**** Fragmento del texto

El tipo se marcha feliz de la vida y yo dirijo a Abbey una mirada similar a la suya: pa matarle. Nos emplazamos para la prueba de sonido, y siento de nuevo el calor de su sonrisa. Paseo por la bahía: la hilera de barcos está ya en mar abierto, el sol aprieta fuerte en el mediodía.
Quien no conozca las entrañas del palacio de Festivales de Cantabria no se puede imaginar lo faraónico del espacio. Me siento como Blake y Mortimer por los pasadizos de la Gran Pirámide, perdido en las inmensidades de este contenedor diseñado por Rafael Moneo. Llego con la banda y saludo al técnico de sonido, un buen tipo que sabe hacer su trabajo. Compruebo que los camerinos están abiertos, iluminados y limpios mientras los músicos van montado sus telares. Abbey echa un vistazo por aquí y por allá, y mientras los demás van situándose en el escenario la invito a pasar a su camerino y esperar un rato hasta que todo estuviera dispuesto para ella. Camerino lujoso pero desnudo, sin una simple botella de agua. Abbey me pide, si es posible, un poco de brandy.
– Suelo beber un poco antes de cantar, me ayuda a soltar la voz.
– Ok. Voy a ver al encargado de sala.
Me tropiezo con el tipo en el escenario, donde supervisa el montaje de técnicos y músicos.

********

* **Consigna 1**:
Reproduce tal cual la parte de las entradas que abre con la primera línea y cierra con la línea que contiene "bingo-header-letter: O xyxy=(411,18,443,62)", incluidos ambos extremos.
* **Consigna 2**:
Prosigue el relato sobre la actuación de Abbey en el Palacio de Festivales de Cantabria a partir de su última frase.
El texto y las entradas no guardan ninguna relación entre sí.

**** Entradas extraídas

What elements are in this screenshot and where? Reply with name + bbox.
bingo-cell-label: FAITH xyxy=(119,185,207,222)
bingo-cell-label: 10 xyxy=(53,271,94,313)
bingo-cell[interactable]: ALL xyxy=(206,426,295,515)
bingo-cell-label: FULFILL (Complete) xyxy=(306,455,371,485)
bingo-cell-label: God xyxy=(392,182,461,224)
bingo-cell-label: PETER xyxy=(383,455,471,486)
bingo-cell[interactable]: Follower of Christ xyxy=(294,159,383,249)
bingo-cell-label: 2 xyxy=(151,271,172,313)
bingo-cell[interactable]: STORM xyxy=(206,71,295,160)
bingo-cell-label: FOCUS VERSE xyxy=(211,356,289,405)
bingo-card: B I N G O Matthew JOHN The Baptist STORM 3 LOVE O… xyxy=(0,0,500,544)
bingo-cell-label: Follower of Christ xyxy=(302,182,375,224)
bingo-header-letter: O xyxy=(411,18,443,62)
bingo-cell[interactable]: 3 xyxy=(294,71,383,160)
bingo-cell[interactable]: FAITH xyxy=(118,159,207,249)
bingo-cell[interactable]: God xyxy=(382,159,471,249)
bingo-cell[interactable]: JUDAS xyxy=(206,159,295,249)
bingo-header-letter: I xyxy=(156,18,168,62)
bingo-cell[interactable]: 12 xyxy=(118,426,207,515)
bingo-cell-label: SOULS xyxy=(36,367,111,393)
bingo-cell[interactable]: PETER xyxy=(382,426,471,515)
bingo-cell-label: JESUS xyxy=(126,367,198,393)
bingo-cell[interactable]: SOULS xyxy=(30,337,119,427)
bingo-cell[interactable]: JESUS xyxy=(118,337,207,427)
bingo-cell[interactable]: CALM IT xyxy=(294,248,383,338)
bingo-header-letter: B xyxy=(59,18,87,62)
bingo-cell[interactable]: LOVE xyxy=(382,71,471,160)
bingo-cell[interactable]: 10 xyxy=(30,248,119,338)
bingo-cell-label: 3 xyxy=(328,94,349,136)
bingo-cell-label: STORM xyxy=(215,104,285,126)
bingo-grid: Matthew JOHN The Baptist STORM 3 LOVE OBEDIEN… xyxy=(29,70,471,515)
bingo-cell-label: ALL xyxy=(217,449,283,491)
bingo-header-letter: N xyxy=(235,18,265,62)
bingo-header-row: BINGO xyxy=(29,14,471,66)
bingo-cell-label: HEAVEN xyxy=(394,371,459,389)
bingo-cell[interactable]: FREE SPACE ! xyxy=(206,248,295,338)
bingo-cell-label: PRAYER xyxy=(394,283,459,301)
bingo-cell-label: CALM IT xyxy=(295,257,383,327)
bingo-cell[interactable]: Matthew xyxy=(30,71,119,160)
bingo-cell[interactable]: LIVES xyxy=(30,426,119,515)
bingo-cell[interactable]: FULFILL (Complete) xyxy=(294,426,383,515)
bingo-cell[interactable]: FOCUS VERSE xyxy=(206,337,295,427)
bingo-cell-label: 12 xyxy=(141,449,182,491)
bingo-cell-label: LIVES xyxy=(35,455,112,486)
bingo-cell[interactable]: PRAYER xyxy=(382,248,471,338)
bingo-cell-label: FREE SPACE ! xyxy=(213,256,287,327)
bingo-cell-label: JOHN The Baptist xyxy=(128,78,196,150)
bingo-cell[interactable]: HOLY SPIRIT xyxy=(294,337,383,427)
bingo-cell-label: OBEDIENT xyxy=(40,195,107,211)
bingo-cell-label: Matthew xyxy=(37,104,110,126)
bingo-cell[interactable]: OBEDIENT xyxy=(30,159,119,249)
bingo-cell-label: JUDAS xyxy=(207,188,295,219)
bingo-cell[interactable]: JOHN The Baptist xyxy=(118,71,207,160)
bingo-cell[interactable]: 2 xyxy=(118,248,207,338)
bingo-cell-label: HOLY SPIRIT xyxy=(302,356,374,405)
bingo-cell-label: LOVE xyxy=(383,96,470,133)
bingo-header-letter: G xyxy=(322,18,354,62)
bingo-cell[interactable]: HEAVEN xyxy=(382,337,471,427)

********

* **Resultado del ejercicio 1**:
What elements are in this screenshot and where? Reply with name + bbox.
bingo-cell-label: FAITH xyxy=(119,185,207,222)
bingo-cell-label: 10 xyxy=(53,271,94,313)
bingo-cell[interactable]: ALL xyxy=(206,426,295,515)
bingo-cell-label: FULFILL (Complete) xyxy=(306,455,371,485)
bingo-cell-label: God xyxy=(392,182,461,224)
bingo-cell-label: PETER xyxy=(383,455,471,486)
bingo-cell[interactable]: Follower of Christ xyxy=(294,159,383,249)
bingo-cell-label: 2 xyxy=(151,271,172,313)
bingo-cell[interactable]: STORM xyxy=(206,71,295,160)
bingo-cell-label: FOCUS VERSE xyxy=(211,356,289,405)
bingo-card: B I N G O Matthew JOHN The Baptist STORM 3 LOVE O… xyxy=(0,0,500,544)
bingo-cell-label: Follower of Christ xyxy=(302,182,375,224)
bingo-header-letter: O xyxy=(411,18,443,62)

* **Resultado del ejercicio 2**:
– Disculpa, necesitaría que me hicieras un favor. A la señora Lincoln le gustaría tomar una copa de brandy antes de salir a probar. ¿Es posible?
Sin inmutarse, contesta:
– No, aquí no se pone ningun tipo de catering, solo agua.
– No me he explicado bien. No estoy hablando de catering, decía que a la señora Lincoln le gustaría tomar un poco de brandy para calentar la voz antes de salir…
– Ya, pero te he dicho que nosotros no ponemos eso aquí.
No insisto y me bajo a la primera planta, donde por fortuna encuentro un trabajador disponiendo cámaras en la cafetería. Pido el brandy, que pago religiosamente de mi bolsillo y a buen precio. Este es uno de los momentos en los que me fastidia trabajar para otras personas, y por tanto estar obligado a no montar broncas de motu propio, ya que hubiera cogido a aquel tipo y le hubiera retorcido la nariz con placer. De nuevo en la zona de camerinos, le explico el affaire a Abbey y le señalo al tipo. Se ríe y me agradece el vaso con cariño. De hecho, es ella la que al final me tranquiliza a mí.
Presencié el concierto como a mí más me gusta, entre bastidores y en el lateral del escenario. La voz de Abbey me llegaba como dardos afilados. La intensidad y sentimiento de su música me resultaban sobrecogedores, a pesar de las carencias de voz provocadas por el paso del tiempo y una salud algo quejumbrosa. Pecatta minuta cuando se posee un feeling capaz de derribar cuarenta contenedores culturales como éste. Acaba el concierto y salgo raudo a ayudar a desmontar y de paso saludar a la peña jazzera de Santander, habitual de convocatorias similares. Escucho su resumen del concierto con cierta perplejidad.
– Sí, bien, pero ya no tiene voz, está mayor.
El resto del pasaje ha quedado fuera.